[Dataset items]

···

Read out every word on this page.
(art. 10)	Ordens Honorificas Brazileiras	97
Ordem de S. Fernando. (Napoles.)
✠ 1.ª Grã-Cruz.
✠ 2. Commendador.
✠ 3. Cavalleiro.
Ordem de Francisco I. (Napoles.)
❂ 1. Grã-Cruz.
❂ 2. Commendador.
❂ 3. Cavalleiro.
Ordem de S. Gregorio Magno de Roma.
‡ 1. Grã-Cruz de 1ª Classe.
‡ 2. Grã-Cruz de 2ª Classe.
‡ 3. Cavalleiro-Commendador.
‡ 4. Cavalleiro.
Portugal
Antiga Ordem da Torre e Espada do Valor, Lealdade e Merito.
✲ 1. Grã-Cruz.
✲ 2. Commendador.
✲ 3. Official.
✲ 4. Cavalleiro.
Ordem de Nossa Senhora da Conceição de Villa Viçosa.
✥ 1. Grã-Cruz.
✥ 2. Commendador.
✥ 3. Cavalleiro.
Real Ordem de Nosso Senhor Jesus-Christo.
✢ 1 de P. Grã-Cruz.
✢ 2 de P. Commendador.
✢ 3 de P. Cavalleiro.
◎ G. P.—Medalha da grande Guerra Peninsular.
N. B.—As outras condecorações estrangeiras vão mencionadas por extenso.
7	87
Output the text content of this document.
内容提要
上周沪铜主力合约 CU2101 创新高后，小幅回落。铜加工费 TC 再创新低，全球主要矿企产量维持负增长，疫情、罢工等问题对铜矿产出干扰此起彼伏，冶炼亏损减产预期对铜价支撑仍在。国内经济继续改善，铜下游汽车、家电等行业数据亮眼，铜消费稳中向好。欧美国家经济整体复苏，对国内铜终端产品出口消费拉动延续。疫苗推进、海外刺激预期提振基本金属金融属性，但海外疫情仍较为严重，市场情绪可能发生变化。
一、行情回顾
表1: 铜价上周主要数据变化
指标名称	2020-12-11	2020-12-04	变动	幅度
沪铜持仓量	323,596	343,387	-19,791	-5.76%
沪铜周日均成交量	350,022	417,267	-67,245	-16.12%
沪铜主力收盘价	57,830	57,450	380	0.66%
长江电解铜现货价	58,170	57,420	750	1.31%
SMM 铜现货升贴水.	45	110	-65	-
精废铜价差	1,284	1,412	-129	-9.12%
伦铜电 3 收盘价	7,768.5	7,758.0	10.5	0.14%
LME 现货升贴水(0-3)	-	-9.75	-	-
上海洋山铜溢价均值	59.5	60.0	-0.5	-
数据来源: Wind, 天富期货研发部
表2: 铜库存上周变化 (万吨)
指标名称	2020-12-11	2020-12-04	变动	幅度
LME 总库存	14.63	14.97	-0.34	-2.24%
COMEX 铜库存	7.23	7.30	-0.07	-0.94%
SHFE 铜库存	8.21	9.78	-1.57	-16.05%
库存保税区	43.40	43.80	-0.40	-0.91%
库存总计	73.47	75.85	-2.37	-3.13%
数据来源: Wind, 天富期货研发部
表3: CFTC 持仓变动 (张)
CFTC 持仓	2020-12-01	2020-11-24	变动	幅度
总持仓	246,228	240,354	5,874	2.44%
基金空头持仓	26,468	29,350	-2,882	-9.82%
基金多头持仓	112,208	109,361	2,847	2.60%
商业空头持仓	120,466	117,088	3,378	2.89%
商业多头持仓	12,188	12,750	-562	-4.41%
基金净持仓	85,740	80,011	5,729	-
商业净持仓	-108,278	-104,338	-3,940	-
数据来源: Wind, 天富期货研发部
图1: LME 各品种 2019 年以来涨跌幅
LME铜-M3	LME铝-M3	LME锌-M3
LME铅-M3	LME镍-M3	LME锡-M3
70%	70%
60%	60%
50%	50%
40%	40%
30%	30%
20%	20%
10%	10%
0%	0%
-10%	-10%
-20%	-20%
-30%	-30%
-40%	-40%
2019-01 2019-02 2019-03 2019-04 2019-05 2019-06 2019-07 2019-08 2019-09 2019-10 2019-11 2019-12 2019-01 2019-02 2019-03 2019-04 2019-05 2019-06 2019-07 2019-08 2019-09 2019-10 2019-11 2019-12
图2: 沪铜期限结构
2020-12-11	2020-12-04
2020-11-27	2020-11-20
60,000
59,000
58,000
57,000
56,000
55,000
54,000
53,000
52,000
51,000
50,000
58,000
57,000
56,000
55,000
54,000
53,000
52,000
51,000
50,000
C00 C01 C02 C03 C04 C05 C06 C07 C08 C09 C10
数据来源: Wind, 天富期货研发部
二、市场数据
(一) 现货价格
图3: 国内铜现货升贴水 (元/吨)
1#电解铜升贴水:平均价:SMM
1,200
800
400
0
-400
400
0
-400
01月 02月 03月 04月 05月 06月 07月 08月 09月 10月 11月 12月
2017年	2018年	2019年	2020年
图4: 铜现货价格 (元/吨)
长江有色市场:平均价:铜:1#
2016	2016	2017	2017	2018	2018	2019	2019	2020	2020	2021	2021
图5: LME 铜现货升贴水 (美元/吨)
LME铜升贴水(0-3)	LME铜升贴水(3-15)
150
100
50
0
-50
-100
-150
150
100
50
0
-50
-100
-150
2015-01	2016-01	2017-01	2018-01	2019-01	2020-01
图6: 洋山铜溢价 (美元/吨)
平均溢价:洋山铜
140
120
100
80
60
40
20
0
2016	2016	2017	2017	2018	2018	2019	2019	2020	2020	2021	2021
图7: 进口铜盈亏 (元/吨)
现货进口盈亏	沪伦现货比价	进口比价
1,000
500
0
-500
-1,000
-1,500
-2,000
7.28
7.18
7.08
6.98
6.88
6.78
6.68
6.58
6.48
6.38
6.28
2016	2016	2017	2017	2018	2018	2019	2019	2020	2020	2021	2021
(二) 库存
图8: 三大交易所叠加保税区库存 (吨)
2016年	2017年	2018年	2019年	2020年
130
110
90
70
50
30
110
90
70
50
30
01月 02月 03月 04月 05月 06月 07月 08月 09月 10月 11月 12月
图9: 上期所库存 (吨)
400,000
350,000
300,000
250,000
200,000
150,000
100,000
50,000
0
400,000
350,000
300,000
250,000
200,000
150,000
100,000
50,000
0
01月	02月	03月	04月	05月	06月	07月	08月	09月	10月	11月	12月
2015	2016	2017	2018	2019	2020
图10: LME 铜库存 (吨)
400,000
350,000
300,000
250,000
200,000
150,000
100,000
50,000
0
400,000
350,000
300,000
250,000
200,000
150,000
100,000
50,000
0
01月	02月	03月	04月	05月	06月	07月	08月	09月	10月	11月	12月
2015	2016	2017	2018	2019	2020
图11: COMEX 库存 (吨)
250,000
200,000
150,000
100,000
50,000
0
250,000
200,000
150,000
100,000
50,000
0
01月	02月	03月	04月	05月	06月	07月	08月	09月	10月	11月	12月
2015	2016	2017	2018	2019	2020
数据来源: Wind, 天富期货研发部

···

What this task involves:
All of the data needs to be printed once more, exactly.

Output below:
Read out every word on this page.
(art. 10)	Ordens Honorificas Brazileiras	97
Ordem de S. Fernando. (Napoles.)
✠ 1.ª Grã-Cruz.
✠ 2. Commendador.
✠ 3. Cavalleiro.
Ordem de Francisco I. (Napoles.)
❂ 1. Grã-Cruz.
❂ 2. Commendador.
❂ 3. Cavalleiro.
Ordem de S. Gregorio Magno de Roma.
‡ 1. Grã-Cruz de 1ª Classe.
‡ 2. Grã-Cruz de 2ª Classe.
‡ 3. Cavalleiro-Commendador.
‡ 4. Cavalleiro.
Portugal
Antiga Ordem da Torre e Espada do Valor, Lealdade e Merito.
✲ 1. Grã-Cruz.
✲ 2. Commendador.
✲ 3. Official.
✲ 4. Cavalleiro.
Ordem de Nossa Senhora da Conceição de Villa Viçosa.
✥ 1. Grã-Cruz.
✥ 2. Commendador.
✥ 3. Cavalleiro.
Real Ordem de Nosso Senhor Jesus-Christo.
✢ 1 de P. Grã-Cruz.
✢ 2 de P. Commendador.
✢ 3 de P. Cavalleiro.
◎ G. P.—Medalha da grande Guerra Peninsular.
N. B.—As outras condecorações estrangeiras vão mencionadas por extenso.
7	87
Output the text content of this document.
内容提要
上周沪铜主力合约 CU2101 创新高后，小幅回落。铜加工费 TC 再创新低，全球主要矿企产量维持负增长，疫情、罢工等问题对铜矿产出干扰此起彼伏，冶炼亏损减产预期对铜价支撑仍在。国内经济继续改善，铜下游汽车、家电等行业数据亮眼，铜消费稳中向好。欧美国家经济整体复苏，对国内铜终端产品出口消费拉动延续。疫苗推进、海外刺激预期提振基本金属金融属性，但海外疫情仍较为严重，市场情绪可能发生变化。
一、行情回顾
表1: 铜价上周主要数据变化
指标名称	2020-12-11	2020-12-04	变动	幅度
沪铜持仓量	323,596	343,387	-19,791	-5.76%
沪铜周日均成交量	350,022	417,267	-67,245	-16.12%
沪铜主力收盘价	57,830	57,450	380	0.66%
长江电解铜现货价	58,170	57,420	750	1.31%
SMM 铜现货升贴水.	45	110	-65	-
精废铜价差	1,284	1,412	-129	-9.12%
伦铜电 3 收盘价	7,768.5	7,758.0	10.5	0.14%
LME 现货升贴水(0-3)	-	-9.75	-	-
上海洋山铜溢价均值	59.5	60.0	-0.5	-
数据来源: Wind, 天富期货研发部
表2: 铜库存上周变化 (万吨)
指标名称	2020-12-11	2020-12-04	变动	幅度
LME 总库存	14.63	14.97	-0.34	-2.24%
COMEX 铜库存	7.23	7.30	-0.07	-0.94%
SHFE 铜库存	8.21	9.78	-1.57	-16.05%
库存保税区	43.40	43.80	-0.40	-0.91%
库存总计	73.47	75.85	-2.37	-3.13%
数据来源: Wind, 天富期货研发部
表3: CFTC 持仓变动 (张)
CFTC 持仓	2020-12-01	2020-11-24	变动	幅度
总持仓	246,228	240,354	5,874	2.44%
基金空头持仓	26,468	29,350	-2,882	-9.82%
基金多头持仓	112,208	109,361	2,847	2.60%
商业空头持仓	120,466	117,088	3,378	2.89%
商业多头持仓	12,188	12,750	-562	-4.41%
基金净持仓	85,740	80,011	5,729	-
商业净持仓	-108,278	-104,338	-3,940	-
数据来源: Wind, 天富期货研发部
图1: LME 各品种 2019 年以来涨跌幅
LME铜-M3	LME铝-M3	LME锌-M3
LME铅-M3	LME镍-M3	LME锡-M3
70%	70%
60%	60%
50%	50%
40%	40%
30%	30%
20%	20%
10%	10%
0%	0%
-10%	-10%
-20%	-20%
-30%	-30%
-40%	-40%
2019-01 2019-02 2019-03 2019-04 2019-05 2019-06 2019-07 2019-08 2019-09 2019-10 2019-11 2019-12 2019-01 2019-02 2019-03 2019-04 2019-05 2019-06 2019-07 2019-08 2019-09 2019-10 2019-11 2019-12
图2: 沪铜期限结构
2020-12-11	2020-12-04
2020-11-27	2020-11-20
60,000
59,000
58,000
57,000
56,000
55,000
54,000
53,000
52,000
51,000
50,000
58,000
57,000
56,000
55,000
54,000
53,000
52,000
51,000
50,000
C00 C01 C02 C03 C04 C05 C06 C07 C08 C09 C10
数据来源: Wind, 天富期货研发部
二、市场数据
(一) 现货价格
图3: 国内铜现货升贴水 (元/吨)
1#电解铜升贴水:平均价:SMM
1,200
800
400
0
-400
400
0
-400
01月 02月 03月 04月 05月 06月 07月 08月 09月 10月 11月 12月
2017年	2018年	2019年	2020年
图4: 铜现货价格 (元/吨)
长江有色市场:平均价:铜:1#
2016	2016	2017	2017	2018	2018	2019	2019	2020	2020	2021	2021
图5: LME 铜现货升贴水 (美元/吨)
LME铜升贴水(0-3)	LME铜升贴水(3-15)
150
100
50
0
-50
-100
-150
150
100
50
0
-50
-100
-150
2015-01	2016-01	2017-01	2018-01	2019-01	2020-01
图6: 洋山铜溢价 (美元/吨)
平均溢价:洋山铜
140
120
100
80
60
40
20
0
2016	2016	2017	2017	2018	2018	2019	2019	2020	2020	2021	2021
图7: 进口铜盈亏 (元/吨)
现货进口盈亏	沪伦现货比价	进口比价
1,000
500
0
-500
-1,000
-1,500
-2,000
7.28
7.18
7.08
6.98
6.88
6.78
6.68
6.58
6.48
6.38
6.28
2016	2016	2017	2017	2018	2018	2019	2019	2020	2020	2021	2021
(二) 库存
图8: 三大交易所叠加保税区库存 (吨)
2016年	2017年	2018年	2019年	2020年
130
110
90
70
50
30
110
90
70
50
30
01月 02月 03月 04月 05月 06月 07月 08月 09月 10月 11月 12月
图9: 上期所库存 (吨)
400,000
350,000
300,000
250,000
200,000
150,000
100,000
50,000
0
400,000
350,000
300,000
250,000
200,000
150,000
100,000
50,000
0
01月	02月	03月	04月	05月	06月	07月	08月	09月	10月	11月	12月
2015	2016	2017	2018	2019	2020
图10: LME 铜库存 (吨)
400,000
350,000
300,000
250,000
200,000
150,000
100,000
50,000
0
400,000
350,000
300,000
250,000
200,000
150,000
100,000
50,000
0
01月	02月	03月	04月	05月	06月	07月	08月	09月	10月	11月	12月
2015	2016	2017	2018	2019	2020
图11: COMEX 库存 (吨)
250,000
200,000
150,000
100,000
50,000
0
250,000
200,000
150,000
100,000
50,000
0
01月	02月	03月	04月	05月	06月	07月	08月	09月	10月	11月	12月
2015	2016	2017	2018	2019	2020
数据来源: Wind, 天富期货研发部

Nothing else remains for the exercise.